RECORDS FOR THE EXERCISE:
-=-=-=-=-

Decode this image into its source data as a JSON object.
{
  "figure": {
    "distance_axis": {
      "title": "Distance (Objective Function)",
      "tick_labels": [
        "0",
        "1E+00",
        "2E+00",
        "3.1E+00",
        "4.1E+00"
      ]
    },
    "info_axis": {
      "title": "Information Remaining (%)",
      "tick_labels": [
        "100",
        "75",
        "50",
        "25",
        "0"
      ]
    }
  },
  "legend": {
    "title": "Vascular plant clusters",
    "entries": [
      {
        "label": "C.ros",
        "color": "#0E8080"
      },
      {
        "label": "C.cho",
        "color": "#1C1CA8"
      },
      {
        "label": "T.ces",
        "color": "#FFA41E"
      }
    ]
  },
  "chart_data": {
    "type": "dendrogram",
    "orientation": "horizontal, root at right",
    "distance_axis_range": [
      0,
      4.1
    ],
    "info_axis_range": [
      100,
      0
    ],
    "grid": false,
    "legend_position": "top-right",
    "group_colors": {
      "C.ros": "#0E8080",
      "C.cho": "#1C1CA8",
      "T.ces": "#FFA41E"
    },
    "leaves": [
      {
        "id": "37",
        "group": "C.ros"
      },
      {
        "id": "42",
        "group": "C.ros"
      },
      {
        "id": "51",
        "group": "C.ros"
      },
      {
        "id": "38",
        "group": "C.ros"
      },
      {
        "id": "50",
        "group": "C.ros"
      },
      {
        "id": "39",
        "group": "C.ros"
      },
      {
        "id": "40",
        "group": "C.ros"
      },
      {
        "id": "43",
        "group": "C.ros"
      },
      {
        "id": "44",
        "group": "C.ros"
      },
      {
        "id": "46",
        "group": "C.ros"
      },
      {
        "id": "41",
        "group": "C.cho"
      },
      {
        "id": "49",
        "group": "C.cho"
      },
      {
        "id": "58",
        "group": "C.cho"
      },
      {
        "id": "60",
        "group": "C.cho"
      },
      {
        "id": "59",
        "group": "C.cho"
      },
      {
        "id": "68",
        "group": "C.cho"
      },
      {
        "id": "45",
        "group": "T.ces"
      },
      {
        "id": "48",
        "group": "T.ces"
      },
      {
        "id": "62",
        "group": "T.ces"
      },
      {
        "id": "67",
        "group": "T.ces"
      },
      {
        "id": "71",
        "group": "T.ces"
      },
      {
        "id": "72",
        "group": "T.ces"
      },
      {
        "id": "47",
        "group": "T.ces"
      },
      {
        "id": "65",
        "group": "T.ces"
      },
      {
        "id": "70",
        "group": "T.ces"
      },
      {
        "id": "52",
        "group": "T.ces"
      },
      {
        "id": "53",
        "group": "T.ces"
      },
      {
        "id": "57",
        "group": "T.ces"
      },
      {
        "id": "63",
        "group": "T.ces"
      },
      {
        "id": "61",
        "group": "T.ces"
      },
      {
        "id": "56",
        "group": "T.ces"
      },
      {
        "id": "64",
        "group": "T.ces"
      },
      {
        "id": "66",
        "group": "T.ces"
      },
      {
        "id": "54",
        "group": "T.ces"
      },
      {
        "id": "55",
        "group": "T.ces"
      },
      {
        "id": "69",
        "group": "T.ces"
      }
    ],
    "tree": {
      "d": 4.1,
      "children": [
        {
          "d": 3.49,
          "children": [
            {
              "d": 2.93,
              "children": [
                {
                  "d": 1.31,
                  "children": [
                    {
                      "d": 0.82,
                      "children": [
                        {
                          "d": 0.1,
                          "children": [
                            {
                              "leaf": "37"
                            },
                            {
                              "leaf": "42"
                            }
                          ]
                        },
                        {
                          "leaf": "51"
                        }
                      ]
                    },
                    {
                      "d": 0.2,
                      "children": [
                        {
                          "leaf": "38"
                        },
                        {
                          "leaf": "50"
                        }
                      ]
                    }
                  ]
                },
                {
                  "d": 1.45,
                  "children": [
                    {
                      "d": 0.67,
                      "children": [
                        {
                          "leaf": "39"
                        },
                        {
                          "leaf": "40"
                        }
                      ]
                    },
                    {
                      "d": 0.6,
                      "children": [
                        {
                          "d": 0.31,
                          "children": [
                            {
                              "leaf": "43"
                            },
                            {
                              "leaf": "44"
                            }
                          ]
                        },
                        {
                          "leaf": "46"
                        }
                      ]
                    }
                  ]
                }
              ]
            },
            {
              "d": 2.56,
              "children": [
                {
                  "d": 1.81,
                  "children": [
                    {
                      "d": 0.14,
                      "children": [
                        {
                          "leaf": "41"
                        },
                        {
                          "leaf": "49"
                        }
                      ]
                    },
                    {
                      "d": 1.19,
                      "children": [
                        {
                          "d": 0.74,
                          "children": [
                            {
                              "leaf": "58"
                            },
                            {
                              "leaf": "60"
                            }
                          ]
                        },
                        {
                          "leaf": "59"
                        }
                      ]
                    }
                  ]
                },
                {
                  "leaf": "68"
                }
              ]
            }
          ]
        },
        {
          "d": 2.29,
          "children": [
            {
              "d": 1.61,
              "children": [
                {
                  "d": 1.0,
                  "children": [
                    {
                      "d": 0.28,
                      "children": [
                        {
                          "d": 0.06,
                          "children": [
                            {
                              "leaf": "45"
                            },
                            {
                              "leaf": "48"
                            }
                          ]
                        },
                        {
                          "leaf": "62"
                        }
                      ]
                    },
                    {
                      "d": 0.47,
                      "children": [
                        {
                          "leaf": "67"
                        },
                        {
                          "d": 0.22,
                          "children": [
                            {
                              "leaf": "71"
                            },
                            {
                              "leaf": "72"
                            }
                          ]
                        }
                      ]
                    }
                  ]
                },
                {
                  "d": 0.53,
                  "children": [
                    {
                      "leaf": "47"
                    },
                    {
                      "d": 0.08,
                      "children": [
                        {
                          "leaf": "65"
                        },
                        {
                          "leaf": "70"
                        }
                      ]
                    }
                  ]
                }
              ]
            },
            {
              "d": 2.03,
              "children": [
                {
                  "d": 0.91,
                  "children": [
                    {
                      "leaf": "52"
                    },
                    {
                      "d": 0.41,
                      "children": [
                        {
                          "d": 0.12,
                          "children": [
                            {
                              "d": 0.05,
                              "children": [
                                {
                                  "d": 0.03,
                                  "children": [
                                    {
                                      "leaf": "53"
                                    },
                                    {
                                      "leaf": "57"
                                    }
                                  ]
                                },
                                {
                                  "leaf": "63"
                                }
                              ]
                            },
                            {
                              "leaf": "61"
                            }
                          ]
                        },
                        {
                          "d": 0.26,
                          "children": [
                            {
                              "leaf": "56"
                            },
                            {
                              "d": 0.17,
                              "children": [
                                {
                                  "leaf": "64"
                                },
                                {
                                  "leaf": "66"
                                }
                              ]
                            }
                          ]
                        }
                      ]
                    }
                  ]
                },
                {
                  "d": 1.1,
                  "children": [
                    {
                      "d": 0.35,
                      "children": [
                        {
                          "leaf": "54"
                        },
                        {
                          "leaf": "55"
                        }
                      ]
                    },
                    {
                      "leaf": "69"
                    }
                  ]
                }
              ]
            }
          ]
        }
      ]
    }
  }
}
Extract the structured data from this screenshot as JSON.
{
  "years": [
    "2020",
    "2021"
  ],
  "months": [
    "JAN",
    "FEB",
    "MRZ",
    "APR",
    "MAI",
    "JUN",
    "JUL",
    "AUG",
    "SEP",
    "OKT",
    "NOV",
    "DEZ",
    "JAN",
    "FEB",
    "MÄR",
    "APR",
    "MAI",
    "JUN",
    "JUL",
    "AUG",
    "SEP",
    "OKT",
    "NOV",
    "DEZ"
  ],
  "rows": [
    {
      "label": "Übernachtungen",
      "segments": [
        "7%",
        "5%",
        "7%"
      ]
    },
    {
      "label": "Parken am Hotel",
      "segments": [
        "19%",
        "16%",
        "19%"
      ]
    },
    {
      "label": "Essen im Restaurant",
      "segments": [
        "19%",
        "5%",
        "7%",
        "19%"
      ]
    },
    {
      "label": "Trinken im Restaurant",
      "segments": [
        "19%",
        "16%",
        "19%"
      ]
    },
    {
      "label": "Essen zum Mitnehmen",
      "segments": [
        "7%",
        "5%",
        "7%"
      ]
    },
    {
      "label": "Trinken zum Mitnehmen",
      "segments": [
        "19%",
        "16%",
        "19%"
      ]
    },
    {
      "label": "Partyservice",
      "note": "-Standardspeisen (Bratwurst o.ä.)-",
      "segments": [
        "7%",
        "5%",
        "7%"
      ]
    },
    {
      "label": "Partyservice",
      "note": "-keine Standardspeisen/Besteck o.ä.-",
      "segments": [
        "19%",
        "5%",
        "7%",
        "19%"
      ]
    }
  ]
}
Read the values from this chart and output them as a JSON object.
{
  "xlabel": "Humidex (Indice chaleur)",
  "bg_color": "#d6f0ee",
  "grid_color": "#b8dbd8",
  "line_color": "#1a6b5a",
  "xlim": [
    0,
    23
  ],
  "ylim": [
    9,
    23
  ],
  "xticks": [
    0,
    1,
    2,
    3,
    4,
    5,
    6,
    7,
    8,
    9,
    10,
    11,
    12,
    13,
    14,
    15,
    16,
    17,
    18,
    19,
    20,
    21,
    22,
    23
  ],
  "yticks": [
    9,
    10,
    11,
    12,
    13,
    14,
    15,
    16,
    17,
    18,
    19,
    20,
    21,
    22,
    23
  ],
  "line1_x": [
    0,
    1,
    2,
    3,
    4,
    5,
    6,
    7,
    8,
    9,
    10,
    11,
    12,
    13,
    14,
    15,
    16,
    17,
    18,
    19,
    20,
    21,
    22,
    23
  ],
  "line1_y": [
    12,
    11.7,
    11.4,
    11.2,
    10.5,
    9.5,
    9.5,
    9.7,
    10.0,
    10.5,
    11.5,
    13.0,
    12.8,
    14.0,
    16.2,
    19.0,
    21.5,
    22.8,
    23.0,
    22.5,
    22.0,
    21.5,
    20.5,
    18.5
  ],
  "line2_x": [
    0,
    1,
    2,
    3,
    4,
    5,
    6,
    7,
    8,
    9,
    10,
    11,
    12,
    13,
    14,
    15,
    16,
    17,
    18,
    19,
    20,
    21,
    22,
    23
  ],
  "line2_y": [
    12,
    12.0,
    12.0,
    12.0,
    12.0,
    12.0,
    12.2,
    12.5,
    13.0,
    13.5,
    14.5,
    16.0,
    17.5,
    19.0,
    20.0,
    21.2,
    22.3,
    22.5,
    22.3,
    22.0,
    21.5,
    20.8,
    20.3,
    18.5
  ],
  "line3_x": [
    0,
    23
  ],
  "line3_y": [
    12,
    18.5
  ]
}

-=-=-=-=-

EXERCISE OBJECTIVE:
Read the data above and pull out each line that holds the string "Essen".

EXERCISE ANSWER:
      "label": "Essen im Restaurant",
      "label": "Essen zum Mitnehmen",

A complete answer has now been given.